# Requirements:
Leave out the pictures and restate the rest of the data exactly.

╭──

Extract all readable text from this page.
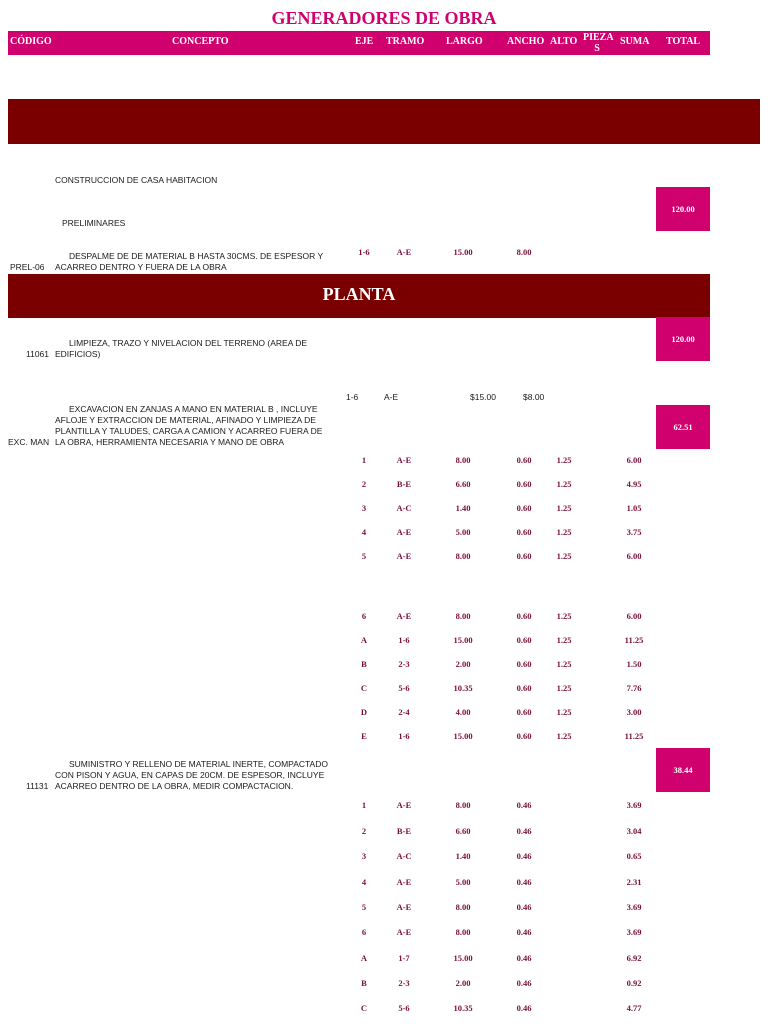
GENERADORES DE OBRA
CÓDIGO	CONCEPTO	EJE TRAMO LARGO ANCHO ALTO PIEZA
S
SUMA TOTAL
CONSTRUCCION DE CASA HABITACION
PRELIMINARES
120.00
DESPALME DE DE MATERIAL B HASTA 30CMS. DE ESPESOR Y
PREL-06 ACARREO DENTRO Y FUERA DE LA OBRA
1-6	A-E	15.00	8.00
PLANTA
LIMPIEZA, TRAZO Y NIVELACION DEL TERRENO (AREA DE
11061 EDIFICIOS)
120.00
1-6	A-E	$15.00	$8.00
EXCAVACION EN ZANJAS A MANO EN MATERIAL B , INCLUYE
AFLOJE Y EXTRACCION DE MATERIAL, AFINADO Y LIMPIEZA DE
PLANTILLA Y TALUDES, CARGA A CAMION Y ACARREO FUERA DE
EXC. MAN LA OBRA, HERRAMIENTA NECESARIA Y MANO DE OBRA
62.51
1	A-E	8.00	0.60	1.25	6.00
2	B-E	6.60	0.60	1.25	4.95
3	A-C	1.40	0.60	1.25	1.05
4	A-E	5.00	0.60	1.25	3.75
5	A-E	8.00	0.60	1.25	6.00
6	A-E	8.00	0.60	1.25	6.00
A	1-6	15.00	0.60	1.25	11.25
B	2-3	2.00	0.60	1.25	1.50
C	5-6	10.35	0.60	1.25	7.76
D	2-4	4.00	0.60	1.25	3.00
E	1-6	15.00	0.60	1.25	11.25
SUMINISTRO Y RELLENO DE MATERIAL INERTE, COMPACTADO
CON PISON Y AGUA, EN CAPAS DE 20CM. DE ESPESOR, INCLUYE
11131 ACARREO DENTRO DE LA OBRA, MEDIR COMPACTACION.
38.44
1	A-E	8.00	0.46	3.69
2	B-E	6.60	0.46	3.04
3	A-C	1.40	0.46	0.65
4	A-E	5.00	0.46	2.31
5	A-E	8.00	0.46	3.69
6	A-E	8.00	0.46	3.69
A	1-7	15.00	0.46	6.92
B	2-3	2.00	0.46	0.92
C	5-6	10.35	0.46	4.77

╰──

# Task answer:
Extract all readable text from this page.
GENERADORES DE OBRA
CÓDIGO	CONCEPTO	EJE TRAMO LARGO ANCHO ALTO PIEZA
S
SUMA TOTAL
CONSTRUCCION DE CASA HABITACION
PRELIMINARES
120.00
DESPALME DE DE MATERIAL B HASTA 30CMS. DE ESPESOR Y
PREL-06 ACARREO DENTRO Y FUERA DE LA OBRA
1-6	A-E	15.00	8.00
PLANTA
LIMPIEZA, TRAZO Y NIVELACION DEL TERRENO (AREA DE
11061 EDIFICIOS)
120.00
1-6	A-E	$15.00	$8.00
EXCAVACION EN ZANJAS A MANO EN MATERIAL B , INCLUYE
AFLOJE Y EXTRACCION DE MATERIAL, AFINADO Y LIMPIEZA DE
PLANTILLA Y TALUDES, CARGA A CAMION Y ACARREO FUERA DE
EXC. MAN LA OBRA, HERRAMIENTA NECESARIA Y MANO DE OBRA
62.51
1	A-E	8.00	0.60	1.25	6.00
2	B-E	6.60	0.60	1.25	4.95
3	A-C	1.40	0.60	1.25	1.05
4	A-E	5.00	0.60	1.25	3.75
5	A-E	8.00	0.60	1.25	6.00
6	A-E	8.00	0.60	1.25	6.00
A	1-6	15.00	0.60	1.25	11.25
B	2-3	2.00	0.60	1.25	1.50
C	5-6	10.35	0.60	1.25	7.76
D	2-4	4.00	0.60	1.25	3.00
E	1-6	15.00	0.60	1.25	11.25
SUMINISTRO Y RELLENO DE MATERIAL INERTE, COMPACTADO
CON PISON Y AGUA, EN CAPAS DE 20CM. DE ESPESOR, INCLUYE
11131 ACARREO DENTRO DE LA OBRA, MEDIR COMPACTACION.
38.44
1	A-E	8.00	0.46	3.69
2	B-E	6.60	0.46	3.04
3	A-C	1.40	0.46	0.65
4	A-E	5.00	0.46	2.31
5	A-E	8.00	0.46	3.69
6	A-E	8.00	0.46	3.69
A	1-7	15.00	0.46	6.92
B	2-3	2.00	0.46	0.92
C	5-6	10.35	0.46	4.77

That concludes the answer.